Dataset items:

▽

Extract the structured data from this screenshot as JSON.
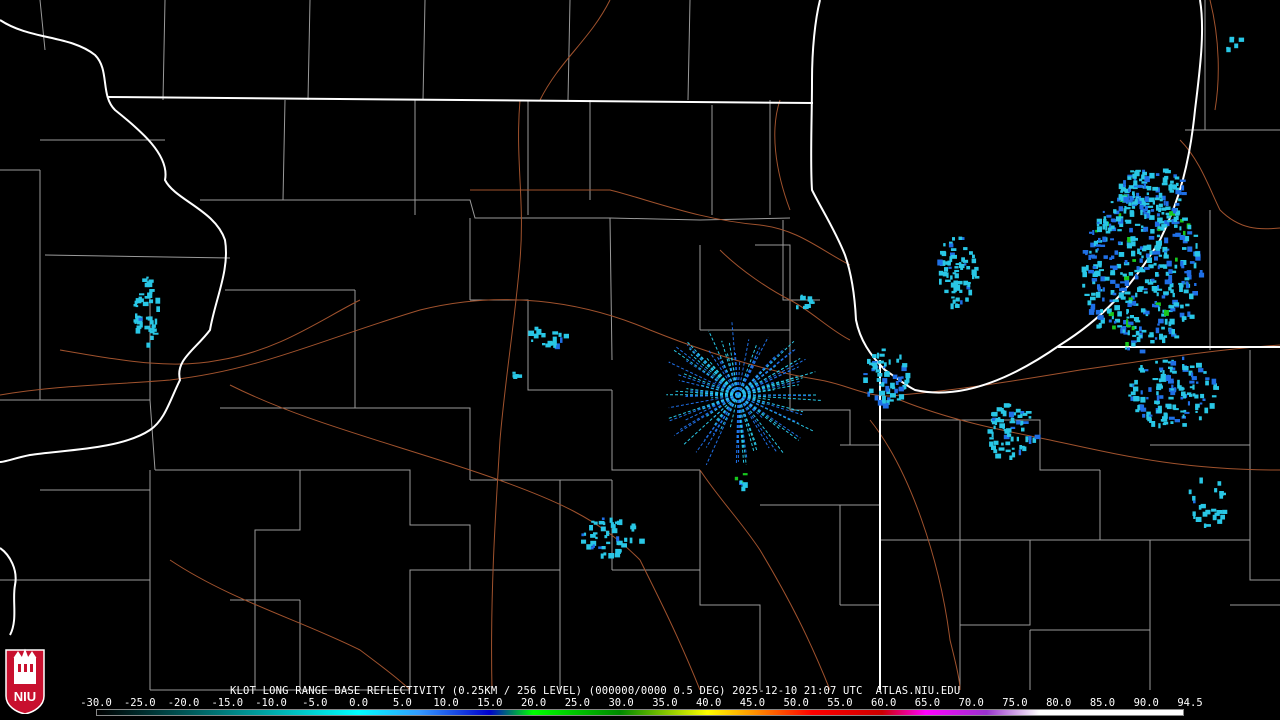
{
  "product_caption": "KLOT LONG RANGE BASE REFLECTIVITY (0.25KM / 256 LEVEL) (000000/0000 0.5 DEG) 2025-12-10 21:07 UTC  ATLAS.NIU.EDU",
  "logo_text": "NIU",
  "colorbar": {
    "ticks": [
      "-30.0",
      "-25.0",
      "-20.0",
      "-15.0",
      "-10.0",
      "-5.0",
      "0.0",
      "5.0",
      "10.0",
      "15.0",
      "20.0",
      "25.0",
      "30.0",
      "35.0",
      "40.0",
      "45.0",
      "50.0",
      "55.0",
      "60.0",
      "65.0",
      "70.0",
      "75.0",
      "80.0",
      "85.0",
      "90.0",
      "94.5"
    ],
    "min_dbz": -30.0,
    "max_dbz": 94.5,
    "stops": [
      {
        "dbz": -30,
        "color": "#000000"
      },
      {
        "dbz": 0,
        "color": "#00ffff"
      },
      {
        "dbz": 7,
        "color": "#3399ff"
      },
      {
        "dbz": 15,
        "color": "#0000cc"
      },
      {
        "dbz": 20,
        "color": "#00ff00"
      },
      {
        "dbz": 30,
        "color": "#008800"
      },
      {
        "dbz": 40,
        "color": "#ffff00"
      },
      {
        "dbz": 45,
        "color": "#ff9900"
      },
      {
        "dbz": 52,
        "color": "#ff0000"
      },
      {
        "dbz": 60,
        "color": "#cc0000"
      },
      {
        "dbz": 65,
        "color": "#ff00ff"
      },
      {
        "dbz": 72,
        "color": "#9933cc"
      },
      {
        "dbz": 78,
        "color": "#ffffff"
      },
      {
        "dbz": 94.5,
        "color": "#ffffff"
      }
    ]
  },
  "colors": {
    "background": "#000000",
    "county_lines": "#9a9a9a",
    "roads": "#a0522d",
    "state_lines": "#ffffff",
    "echo_light": "#29c7e6",
    "echo_mid": "#1f6fe6",
    "echo_strong": "#18c81e"
  }
}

△

◆ SET PROBLEM:
Using the records above, output their complete text exactly, minus any images.

◆ RESULT OF THIS TASK:
Extract the structured data from this screenshot as JSON.
{
  "product_caption": "KLOT LONG RANGE BASE REFLECTIVITY (0.25KM / 256 LEVEL) (000000/0000 0.5 DEG) 2025-12-10 21:07 UTC  ATLAS.NIU.EDU",
  "logo_text": "NIU",
  "colorbar": {
    "ticks": [
      "-30.0",
      "-25.0",
      "-20.0",
      "-15.0",
      "-10.0",
      "-5.0",
      "0.0",
      "5.0",
      "10.0",
      "15.0",
      "20.0",
      "25.0",
      "30.0",
      "35.0",
      "40.0",
      "45.0",
      "50.0",
      "55.0",
      "60.0",
      "65.0",
      "70.0",
      "75.0",
      "80.0",
      "85.0",
      "90.0",
      "94.5"
    ],
    "min_dbz": -30.0,
    "max_dbz": 94.5,
    "stops": [
      {
        "dbz": -30,
        "color": "#000000"
      },
      {
        "dbz": 0,
        "color": "#00ffff"
      },
      {
        "dbz": 7,
        "color": "#3399ff"
      },
      {
        "dbz": 15,
        "color": "#0000cc"
      },
      {
        "dbz": 20,
        "color": "#00ff00"
      },
      {
        "dbz": 30,
        "color": "#008800"
      },
      {
        "dbz": 40,
        "color": "#ffff00"
      },
      {
        "dbz": 45,
        "color": "#ff9900"
      },
      {
        "dbz": 52,
        "color": "#ff0000"
      },
      {
        "dbz": 60,
        "color": "#cc0000"
      },
      {
        "dbz": 65,
        "color": "#ff00ff"
      },
      {
        "dbz": 72,
        "color": "#9933cc"
      },
      {
        "dbz": 78,
        "color": "#ffffff"
      },
      {
        "dbz": 94.5,
        "color": "#ffffff"
      }
    ]
  },
  "colors": {
    "background": "#000000",
    "county_lines": "#9a9a9a",
    "roads": "#a0522d",
    "state_lines": "#ffffff",
    "echo_light": "#29c7e6",
    "echo_mid": "#1f6fe6",
    "echo_strong": "#18c81e"
  }
}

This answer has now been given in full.